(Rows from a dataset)
....

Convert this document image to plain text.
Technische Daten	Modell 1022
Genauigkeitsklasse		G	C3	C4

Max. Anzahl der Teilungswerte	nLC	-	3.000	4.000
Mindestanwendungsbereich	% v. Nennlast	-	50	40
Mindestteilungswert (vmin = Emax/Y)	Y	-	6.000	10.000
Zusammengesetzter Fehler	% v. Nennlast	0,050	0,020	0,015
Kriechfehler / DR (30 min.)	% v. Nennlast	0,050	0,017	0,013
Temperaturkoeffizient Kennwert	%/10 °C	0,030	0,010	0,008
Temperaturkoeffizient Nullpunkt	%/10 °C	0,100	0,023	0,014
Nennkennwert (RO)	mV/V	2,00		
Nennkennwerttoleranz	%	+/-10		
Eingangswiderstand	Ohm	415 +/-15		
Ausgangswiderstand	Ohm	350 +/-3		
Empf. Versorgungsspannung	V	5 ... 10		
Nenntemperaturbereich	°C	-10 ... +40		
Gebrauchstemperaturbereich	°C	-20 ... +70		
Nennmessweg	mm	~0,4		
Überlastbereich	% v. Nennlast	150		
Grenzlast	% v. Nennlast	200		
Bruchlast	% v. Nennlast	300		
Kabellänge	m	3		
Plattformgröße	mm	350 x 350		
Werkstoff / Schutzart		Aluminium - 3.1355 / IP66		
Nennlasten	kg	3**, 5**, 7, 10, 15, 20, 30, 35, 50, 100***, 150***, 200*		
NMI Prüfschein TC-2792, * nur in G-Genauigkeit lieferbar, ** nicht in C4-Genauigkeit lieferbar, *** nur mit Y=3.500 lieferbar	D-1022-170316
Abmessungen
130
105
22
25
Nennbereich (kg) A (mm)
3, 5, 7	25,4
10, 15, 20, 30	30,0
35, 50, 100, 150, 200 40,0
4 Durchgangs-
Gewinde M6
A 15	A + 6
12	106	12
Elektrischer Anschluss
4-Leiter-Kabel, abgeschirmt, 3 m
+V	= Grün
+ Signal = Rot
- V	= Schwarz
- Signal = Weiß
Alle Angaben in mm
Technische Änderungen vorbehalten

....

Instructions to follow:
Please output the entries above, every line exactly as it reads.

Solution to this task:
Convert this document image to plain text.
Technische Daten	Modell 1022
Genauigkeitsklasse		G	C3	C4

Max. Anzahl der Teilungswerte	nLC	-	3.000	4.000
Mindestanwendungsbereich	% v. Nennlast	-	50	40
Mindestteilungswert (vmin = Emax/Y)	Y	-	6.000	10.000
Zusammengesetzter Fehler	% v. Nennlast	0,050	0,020	0,015
Kriechfehler / DR (30 min.)	% v. Nennlast	0,050	0,017	0,013
Temperaturkoeffizient Kennwert	%/10 °C	0,030	0,010	0,008
Temperaturkoeffizient Nullpunkt	%/10 °C	0,100	0,023	0,014
Nennkennwert (RO)	mV/V	2,00		
Nennkennwerttoleranz	%	+/-10		
Eingangswiderstand	Ohm	415 +/-15		
Ausgangswiderstand	Ohm	350 +/-3		
Empf. Versorgungsspannung	V	5 ... 10		
Nenntemperaturbereich	°C	-10 ... +40		
Gebrauchstemperaturbereich	°C	-20 ... +70		
Nennmessweg	mm	~0,4		
Überlastbereich	% v. Nennlast	150		
Grenzlast	% v. Nennlast	200		
Bruchlast	% v. Nennlast	300		
Kabellänge	m	3		
Plattformgröße	mm	350 x 350		
Werkstoff / Schutzart		Aluminium - 3.1355 / IP66		
Nennlasten	kg	3**, 5**, 7, 10, 15, 20, 30, 35, 50, 100***, 150***, 200*		
NMI Prüfschein TC-2792, * nur in G-Genauigkeit lieferbar, ** nicht in C4-Genauigkeit lieferbar, *** nur mit Y=3.500 lieferbar	D-1022-170316
Abmessungen
130
105
22
25
Nennbereich (kg) A (mm)
3, 5, 7	25,4
10, 15, 20, 30	30,0
35, 50, 100, 150, 200 40,0
4 Durchgangs-
Gewinde M6
A 15	A + 6
12	106	12
Elektrischer Anschluss
4-Leiter-Kabel, abgeschirmt, 3 m
+V	= Grün
+ Signal = Rot
- V	= Schwarz
- Signal = Weiß
Alle Angaben in mm
Technische Änderungen vorbehalten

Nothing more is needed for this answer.